### WHAT THE TASK ASKS
Report, word for word, every line of the material that contains "пользователя".

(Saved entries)
○ ○ ○
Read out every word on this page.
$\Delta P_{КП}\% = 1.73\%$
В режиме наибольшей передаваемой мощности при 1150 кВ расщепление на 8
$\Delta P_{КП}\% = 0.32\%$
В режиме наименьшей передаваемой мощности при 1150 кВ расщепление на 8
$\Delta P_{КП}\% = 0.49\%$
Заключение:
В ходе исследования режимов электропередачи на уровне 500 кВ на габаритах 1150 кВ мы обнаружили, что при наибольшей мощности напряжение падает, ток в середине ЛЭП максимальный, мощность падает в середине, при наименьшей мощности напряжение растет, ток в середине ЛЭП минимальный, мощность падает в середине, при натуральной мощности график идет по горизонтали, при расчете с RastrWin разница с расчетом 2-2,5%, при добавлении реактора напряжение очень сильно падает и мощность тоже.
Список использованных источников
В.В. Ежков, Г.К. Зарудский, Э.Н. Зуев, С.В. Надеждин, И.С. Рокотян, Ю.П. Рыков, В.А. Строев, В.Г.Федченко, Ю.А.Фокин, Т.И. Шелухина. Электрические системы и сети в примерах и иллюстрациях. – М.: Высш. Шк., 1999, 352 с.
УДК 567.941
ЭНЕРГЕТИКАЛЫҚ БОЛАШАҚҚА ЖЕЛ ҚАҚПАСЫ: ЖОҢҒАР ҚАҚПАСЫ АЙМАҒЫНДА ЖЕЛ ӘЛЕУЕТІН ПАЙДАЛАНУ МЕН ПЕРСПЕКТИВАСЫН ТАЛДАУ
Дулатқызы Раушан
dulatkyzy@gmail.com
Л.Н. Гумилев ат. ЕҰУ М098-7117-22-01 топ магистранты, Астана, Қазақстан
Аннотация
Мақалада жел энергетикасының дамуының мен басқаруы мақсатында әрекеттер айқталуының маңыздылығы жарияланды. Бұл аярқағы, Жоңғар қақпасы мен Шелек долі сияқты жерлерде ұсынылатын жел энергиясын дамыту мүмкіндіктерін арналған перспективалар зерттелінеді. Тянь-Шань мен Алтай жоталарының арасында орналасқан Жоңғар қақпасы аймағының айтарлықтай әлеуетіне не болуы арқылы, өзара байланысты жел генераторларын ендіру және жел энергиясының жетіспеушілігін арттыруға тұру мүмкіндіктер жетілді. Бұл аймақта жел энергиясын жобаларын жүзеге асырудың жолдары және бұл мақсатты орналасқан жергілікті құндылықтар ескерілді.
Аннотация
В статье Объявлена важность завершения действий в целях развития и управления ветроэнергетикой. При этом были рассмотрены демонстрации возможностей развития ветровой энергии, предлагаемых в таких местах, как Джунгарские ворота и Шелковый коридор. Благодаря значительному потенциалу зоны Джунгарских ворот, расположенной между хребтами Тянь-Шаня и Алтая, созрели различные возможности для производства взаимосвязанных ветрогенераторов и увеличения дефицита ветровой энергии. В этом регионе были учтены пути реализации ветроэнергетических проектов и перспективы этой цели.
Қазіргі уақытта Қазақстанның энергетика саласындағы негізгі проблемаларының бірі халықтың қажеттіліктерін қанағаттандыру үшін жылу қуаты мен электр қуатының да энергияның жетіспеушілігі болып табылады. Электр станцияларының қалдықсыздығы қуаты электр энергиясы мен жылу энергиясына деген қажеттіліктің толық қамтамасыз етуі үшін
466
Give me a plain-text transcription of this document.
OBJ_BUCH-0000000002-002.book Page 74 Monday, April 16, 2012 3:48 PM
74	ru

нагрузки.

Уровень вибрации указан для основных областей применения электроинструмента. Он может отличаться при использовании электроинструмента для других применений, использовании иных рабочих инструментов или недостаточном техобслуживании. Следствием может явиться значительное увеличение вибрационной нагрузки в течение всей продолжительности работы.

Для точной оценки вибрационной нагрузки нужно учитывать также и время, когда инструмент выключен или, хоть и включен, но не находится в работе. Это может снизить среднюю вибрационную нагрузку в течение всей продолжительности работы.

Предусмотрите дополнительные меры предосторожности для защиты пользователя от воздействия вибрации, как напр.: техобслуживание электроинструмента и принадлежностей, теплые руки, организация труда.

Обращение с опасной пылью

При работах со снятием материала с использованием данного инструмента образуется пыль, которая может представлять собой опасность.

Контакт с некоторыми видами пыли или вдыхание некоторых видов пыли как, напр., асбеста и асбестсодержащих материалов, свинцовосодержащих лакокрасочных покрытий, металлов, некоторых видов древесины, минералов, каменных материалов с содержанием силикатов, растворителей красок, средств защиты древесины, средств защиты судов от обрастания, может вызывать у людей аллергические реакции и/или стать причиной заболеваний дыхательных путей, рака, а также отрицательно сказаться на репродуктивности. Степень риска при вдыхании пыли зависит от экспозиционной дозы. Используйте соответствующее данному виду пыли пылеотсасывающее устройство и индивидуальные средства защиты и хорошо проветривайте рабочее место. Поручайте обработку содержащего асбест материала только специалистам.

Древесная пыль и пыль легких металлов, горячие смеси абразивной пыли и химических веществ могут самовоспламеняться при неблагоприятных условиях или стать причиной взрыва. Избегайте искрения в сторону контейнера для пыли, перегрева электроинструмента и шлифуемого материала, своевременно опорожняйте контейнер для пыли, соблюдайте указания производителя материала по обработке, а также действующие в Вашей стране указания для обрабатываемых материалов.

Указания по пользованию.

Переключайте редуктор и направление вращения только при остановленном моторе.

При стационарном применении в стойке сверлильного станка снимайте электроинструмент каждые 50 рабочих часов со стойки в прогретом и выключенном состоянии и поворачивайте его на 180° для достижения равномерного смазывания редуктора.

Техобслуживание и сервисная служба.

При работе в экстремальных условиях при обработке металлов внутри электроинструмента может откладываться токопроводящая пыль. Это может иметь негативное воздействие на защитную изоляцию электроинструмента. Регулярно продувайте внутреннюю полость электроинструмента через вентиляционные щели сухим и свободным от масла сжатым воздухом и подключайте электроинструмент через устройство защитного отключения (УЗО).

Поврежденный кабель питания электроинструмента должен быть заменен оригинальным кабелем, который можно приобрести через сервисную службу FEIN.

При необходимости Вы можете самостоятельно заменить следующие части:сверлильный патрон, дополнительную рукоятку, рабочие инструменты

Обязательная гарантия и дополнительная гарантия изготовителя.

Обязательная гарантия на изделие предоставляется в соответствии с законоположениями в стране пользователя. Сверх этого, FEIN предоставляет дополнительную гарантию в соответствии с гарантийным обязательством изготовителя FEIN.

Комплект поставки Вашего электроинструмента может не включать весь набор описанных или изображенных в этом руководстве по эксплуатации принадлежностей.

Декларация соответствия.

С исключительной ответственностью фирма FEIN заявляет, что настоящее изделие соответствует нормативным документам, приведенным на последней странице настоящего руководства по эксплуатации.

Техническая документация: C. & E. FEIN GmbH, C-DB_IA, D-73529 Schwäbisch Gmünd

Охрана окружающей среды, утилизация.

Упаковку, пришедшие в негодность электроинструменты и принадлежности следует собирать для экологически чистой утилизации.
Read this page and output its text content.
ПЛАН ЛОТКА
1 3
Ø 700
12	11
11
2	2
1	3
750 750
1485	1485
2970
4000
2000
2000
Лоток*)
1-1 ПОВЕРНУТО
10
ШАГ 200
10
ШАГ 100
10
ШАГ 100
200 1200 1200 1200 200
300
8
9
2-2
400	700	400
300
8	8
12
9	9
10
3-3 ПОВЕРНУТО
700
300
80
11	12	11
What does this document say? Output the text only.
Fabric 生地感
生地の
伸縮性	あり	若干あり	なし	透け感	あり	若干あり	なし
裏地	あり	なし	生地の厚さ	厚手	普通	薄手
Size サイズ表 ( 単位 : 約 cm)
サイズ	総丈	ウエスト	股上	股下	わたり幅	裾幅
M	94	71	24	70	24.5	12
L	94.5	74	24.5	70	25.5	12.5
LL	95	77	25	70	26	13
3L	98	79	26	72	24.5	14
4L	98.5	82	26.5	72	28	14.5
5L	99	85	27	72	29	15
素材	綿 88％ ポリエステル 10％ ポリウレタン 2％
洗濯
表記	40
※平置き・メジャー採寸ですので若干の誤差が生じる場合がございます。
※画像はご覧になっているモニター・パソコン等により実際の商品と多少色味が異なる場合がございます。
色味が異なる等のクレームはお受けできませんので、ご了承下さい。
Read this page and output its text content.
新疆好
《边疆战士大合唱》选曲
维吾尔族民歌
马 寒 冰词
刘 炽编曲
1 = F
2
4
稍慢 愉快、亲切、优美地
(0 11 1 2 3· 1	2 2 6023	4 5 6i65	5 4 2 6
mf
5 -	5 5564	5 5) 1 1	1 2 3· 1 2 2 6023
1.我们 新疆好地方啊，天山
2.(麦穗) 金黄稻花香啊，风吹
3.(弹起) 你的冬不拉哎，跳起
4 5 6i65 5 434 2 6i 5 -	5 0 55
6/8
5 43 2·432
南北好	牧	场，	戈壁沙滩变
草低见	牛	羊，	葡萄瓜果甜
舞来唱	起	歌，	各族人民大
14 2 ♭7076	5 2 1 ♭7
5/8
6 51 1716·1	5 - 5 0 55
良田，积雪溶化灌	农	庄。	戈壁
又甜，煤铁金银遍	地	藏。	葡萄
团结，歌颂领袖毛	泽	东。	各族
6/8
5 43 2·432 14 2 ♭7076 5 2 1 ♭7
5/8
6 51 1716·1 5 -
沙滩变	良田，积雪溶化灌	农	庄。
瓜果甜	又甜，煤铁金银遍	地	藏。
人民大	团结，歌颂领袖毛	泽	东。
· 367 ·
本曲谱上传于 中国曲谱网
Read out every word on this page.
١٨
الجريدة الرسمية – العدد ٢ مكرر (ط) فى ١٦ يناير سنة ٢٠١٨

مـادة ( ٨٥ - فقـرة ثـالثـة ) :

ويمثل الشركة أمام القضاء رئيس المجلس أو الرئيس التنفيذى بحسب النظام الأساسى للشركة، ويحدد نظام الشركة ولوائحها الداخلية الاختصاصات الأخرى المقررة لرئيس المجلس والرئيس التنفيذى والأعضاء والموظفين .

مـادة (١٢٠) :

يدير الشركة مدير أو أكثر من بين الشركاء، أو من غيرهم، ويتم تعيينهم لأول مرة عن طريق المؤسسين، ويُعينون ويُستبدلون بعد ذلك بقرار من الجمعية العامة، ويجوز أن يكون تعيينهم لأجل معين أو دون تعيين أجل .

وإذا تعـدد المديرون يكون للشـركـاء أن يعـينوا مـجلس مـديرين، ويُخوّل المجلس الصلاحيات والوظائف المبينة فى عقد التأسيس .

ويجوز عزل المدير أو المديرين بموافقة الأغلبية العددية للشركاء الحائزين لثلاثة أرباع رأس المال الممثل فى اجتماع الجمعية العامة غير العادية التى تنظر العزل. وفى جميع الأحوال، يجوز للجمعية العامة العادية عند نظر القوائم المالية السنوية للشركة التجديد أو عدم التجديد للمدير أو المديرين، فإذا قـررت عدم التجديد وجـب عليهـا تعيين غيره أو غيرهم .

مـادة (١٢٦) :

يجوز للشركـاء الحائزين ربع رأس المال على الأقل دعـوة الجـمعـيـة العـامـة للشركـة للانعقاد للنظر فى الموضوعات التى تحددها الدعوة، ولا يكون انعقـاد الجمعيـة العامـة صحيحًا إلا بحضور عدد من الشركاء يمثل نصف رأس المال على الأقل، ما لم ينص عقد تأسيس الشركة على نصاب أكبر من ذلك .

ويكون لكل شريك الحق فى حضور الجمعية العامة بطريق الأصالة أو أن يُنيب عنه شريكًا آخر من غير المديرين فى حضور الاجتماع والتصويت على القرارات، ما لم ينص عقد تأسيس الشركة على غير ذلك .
○ ○ ○
### ANSWER TO THE PROBLEM
Предусмотрите дополнительные меры предосторожности для защиты пользователя от воздействия вибрации, как напр.: техобслуживание электроинструмента и принадлежностей, теплые руки, организация труда.
Обязательная гарантия на изделие предоставляется в соответствии с законоположениями в стране пользователя. Сверх этого, FEIN предоставляет дополнительную гарантию в соответствии с гарантийным обязательством изготовителя FEIN.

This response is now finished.